▶ _Do this_: Copy every line that holds "Tolerance".

▶ _Supplied data_:

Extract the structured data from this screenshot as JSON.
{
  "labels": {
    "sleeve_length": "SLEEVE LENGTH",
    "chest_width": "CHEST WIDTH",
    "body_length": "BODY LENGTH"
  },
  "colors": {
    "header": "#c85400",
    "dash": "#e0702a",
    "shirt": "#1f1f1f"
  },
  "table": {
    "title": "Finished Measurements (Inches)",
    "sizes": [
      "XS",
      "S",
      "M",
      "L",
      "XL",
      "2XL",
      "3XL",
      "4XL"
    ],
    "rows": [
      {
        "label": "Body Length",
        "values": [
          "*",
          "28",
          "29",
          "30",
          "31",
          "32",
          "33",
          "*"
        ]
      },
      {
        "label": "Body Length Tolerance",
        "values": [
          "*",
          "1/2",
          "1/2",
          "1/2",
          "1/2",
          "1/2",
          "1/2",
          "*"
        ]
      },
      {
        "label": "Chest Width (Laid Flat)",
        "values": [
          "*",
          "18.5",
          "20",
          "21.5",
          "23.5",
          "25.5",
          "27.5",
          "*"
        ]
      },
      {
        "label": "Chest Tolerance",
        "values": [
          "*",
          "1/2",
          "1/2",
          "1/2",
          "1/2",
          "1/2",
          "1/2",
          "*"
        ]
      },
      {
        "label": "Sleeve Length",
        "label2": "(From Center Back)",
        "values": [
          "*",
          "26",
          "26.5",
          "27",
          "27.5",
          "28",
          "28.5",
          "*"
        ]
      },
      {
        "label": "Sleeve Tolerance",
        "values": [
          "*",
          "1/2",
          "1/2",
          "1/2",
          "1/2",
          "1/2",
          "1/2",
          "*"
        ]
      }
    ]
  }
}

▶ _Finished answer_:
        "label": "Body Length Tolerance",
        "label": "Chest Tolerance",
        "label": "Sleeve Tolerance",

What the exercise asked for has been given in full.